> _Work to do_
Find each line with "behalf" and copy it.
*****
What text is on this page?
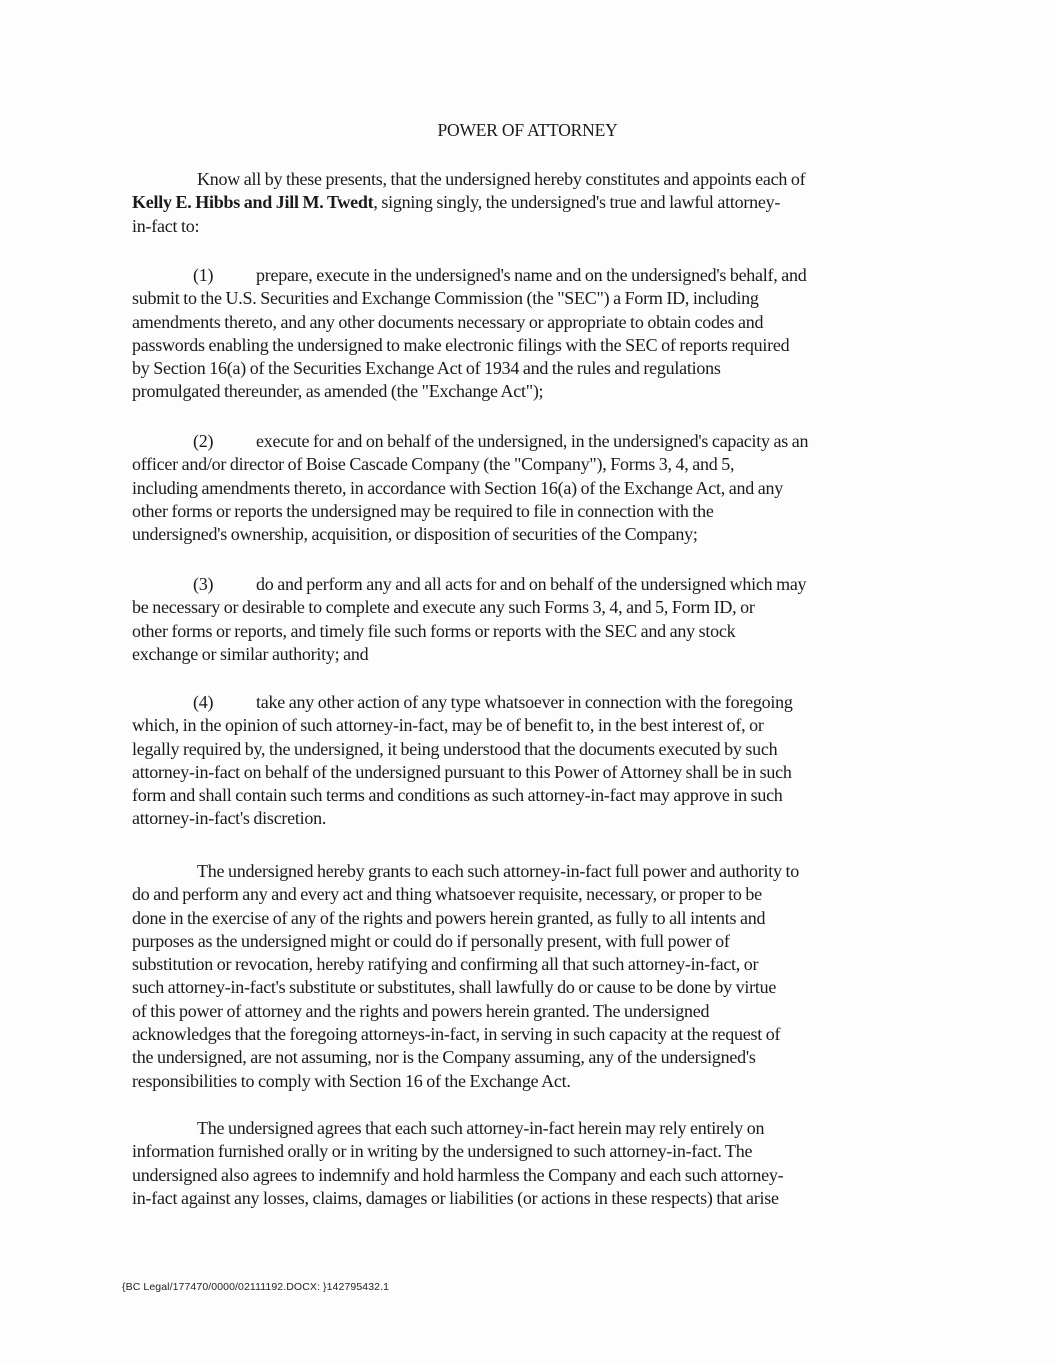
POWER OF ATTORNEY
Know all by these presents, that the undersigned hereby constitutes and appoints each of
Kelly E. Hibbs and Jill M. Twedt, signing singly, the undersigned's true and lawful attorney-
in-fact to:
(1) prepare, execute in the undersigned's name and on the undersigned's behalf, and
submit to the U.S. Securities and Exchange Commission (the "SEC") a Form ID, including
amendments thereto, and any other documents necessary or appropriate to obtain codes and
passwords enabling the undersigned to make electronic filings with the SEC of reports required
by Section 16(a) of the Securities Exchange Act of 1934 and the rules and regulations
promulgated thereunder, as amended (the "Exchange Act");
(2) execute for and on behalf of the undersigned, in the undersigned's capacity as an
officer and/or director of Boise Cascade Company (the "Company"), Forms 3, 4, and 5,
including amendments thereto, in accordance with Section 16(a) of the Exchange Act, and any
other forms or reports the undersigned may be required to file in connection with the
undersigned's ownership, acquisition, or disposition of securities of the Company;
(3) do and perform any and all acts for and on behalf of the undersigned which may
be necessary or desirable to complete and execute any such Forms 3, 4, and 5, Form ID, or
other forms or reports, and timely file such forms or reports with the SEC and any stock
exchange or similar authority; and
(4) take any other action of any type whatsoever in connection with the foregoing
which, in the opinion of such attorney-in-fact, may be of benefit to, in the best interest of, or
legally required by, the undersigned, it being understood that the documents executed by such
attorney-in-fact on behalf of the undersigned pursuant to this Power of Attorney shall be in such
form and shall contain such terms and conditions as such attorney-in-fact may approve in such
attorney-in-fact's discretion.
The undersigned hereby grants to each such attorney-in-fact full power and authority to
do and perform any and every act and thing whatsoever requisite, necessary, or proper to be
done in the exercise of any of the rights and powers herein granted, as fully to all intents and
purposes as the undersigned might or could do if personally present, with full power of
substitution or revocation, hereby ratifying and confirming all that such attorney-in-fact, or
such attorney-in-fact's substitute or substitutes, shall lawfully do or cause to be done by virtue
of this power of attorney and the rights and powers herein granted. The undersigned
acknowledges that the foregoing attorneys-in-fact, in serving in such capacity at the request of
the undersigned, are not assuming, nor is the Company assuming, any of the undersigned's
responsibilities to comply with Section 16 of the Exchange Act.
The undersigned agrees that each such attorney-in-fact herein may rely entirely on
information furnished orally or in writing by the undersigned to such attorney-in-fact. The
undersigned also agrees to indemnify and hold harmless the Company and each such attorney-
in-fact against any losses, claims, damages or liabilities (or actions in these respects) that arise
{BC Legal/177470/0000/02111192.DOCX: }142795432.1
*****
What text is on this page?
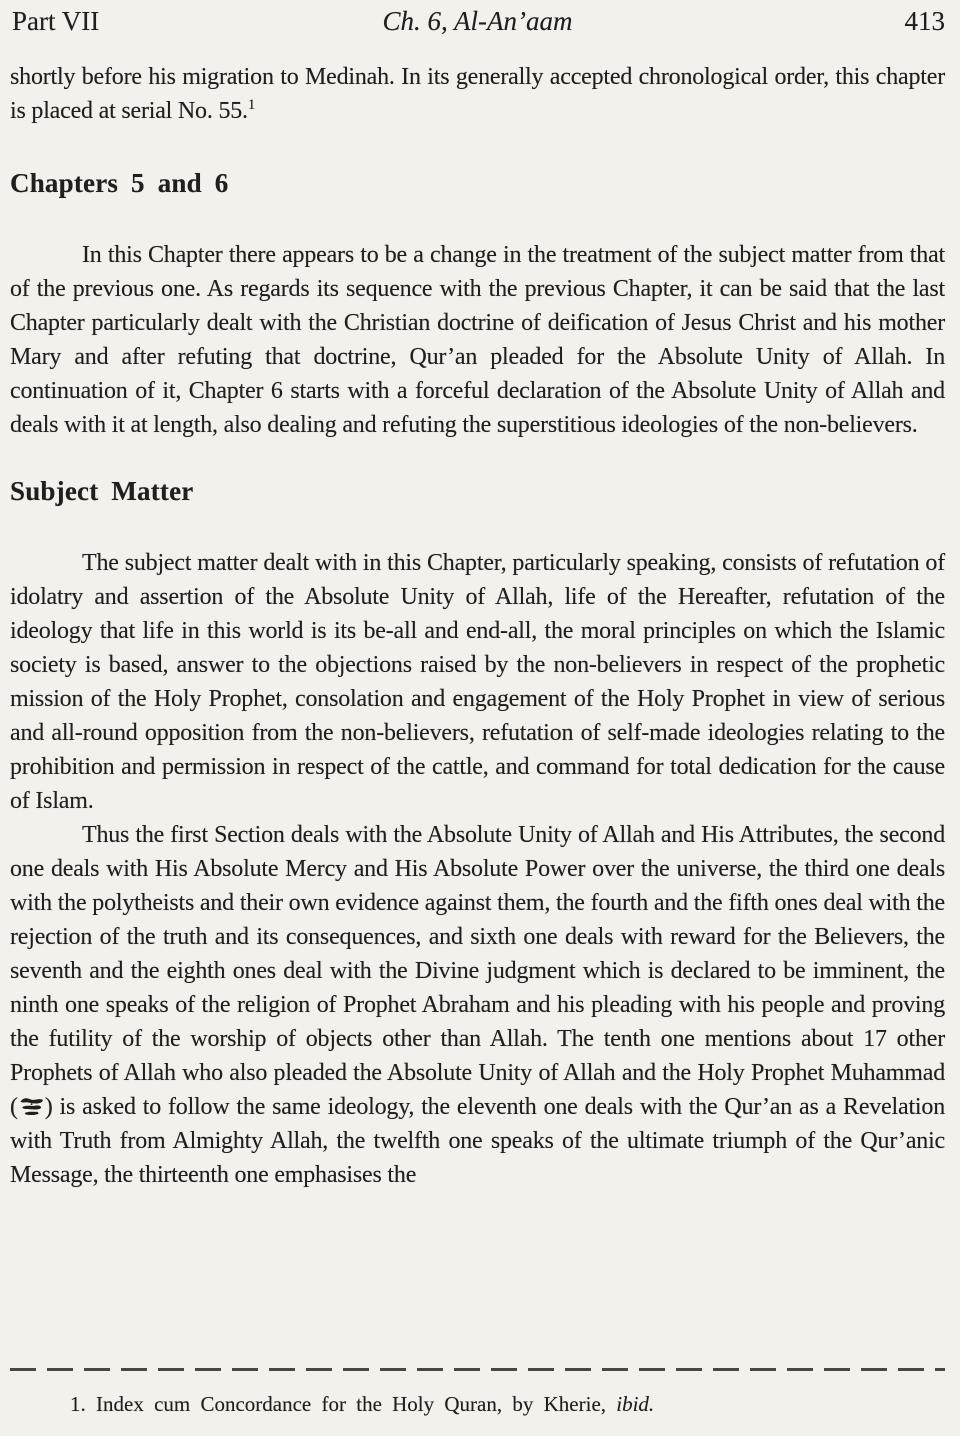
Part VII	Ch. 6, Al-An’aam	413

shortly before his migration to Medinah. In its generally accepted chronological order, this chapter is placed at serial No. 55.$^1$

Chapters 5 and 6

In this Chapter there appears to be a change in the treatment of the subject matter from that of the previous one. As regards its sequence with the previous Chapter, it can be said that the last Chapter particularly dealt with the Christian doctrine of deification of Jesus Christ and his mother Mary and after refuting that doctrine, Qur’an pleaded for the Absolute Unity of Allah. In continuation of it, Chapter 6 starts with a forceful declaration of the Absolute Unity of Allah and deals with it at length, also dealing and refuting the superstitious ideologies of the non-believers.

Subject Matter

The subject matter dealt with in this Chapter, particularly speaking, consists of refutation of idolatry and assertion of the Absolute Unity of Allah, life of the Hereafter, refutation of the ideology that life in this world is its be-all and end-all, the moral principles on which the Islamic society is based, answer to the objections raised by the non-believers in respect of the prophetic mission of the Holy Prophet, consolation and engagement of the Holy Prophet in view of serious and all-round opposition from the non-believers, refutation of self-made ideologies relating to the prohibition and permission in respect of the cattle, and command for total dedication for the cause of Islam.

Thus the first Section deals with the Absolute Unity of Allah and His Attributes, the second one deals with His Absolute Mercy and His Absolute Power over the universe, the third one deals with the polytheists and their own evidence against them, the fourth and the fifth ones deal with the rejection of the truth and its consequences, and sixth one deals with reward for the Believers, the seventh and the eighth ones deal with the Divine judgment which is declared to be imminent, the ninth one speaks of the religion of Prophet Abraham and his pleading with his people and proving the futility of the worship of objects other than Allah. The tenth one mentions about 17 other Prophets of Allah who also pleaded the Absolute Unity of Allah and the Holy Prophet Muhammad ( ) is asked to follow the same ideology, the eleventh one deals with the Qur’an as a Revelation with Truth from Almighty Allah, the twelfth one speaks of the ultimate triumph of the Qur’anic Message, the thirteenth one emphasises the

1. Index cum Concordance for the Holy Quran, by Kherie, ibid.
*****
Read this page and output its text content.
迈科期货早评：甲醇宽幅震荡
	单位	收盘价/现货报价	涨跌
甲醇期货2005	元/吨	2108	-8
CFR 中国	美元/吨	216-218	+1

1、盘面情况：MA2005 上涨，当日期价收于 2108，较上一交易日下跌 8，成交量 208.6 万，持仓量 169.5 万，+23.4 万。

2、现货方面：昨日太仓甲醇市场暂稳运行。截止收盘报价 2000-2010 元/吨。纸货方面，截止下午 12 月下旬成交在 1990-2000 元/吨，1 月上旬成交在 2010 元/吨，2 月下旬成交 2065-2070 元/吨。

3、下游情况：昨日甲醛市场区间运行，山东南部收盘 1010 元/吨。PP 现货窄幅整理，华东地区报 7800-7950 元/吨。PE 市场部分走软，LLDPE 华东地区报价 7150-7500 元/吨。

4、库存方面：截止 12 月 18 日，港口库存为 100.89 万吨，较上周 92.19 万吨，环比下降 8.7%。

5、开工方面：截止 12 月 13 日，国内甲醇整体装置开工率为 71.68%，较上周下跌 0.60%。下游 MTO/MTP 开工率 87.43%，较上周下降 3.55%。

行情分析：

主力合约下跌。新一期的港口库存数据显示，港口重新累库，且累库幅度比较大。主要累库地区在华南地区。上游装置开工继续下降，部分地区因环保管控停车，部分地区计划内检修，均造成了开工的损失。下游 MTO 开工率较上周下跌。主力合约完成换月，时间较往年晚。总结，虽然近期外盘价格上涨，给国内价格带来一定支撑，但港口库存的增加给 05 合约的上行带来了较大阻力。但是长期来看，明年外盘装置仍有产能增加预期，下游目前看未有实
*****
> _The completed task_
(1) prepare, execute in the undersigned's name and on the undersigned's behalf, and
(2) execute for and on behalf of the undersigned, in the undersigned's capacity as an
(3) do and perform any and all acts for and on behalf of the undersigned which may
attorney-in-fact on behalf of the undersigned pursuant to this Power of Attorney shall be in such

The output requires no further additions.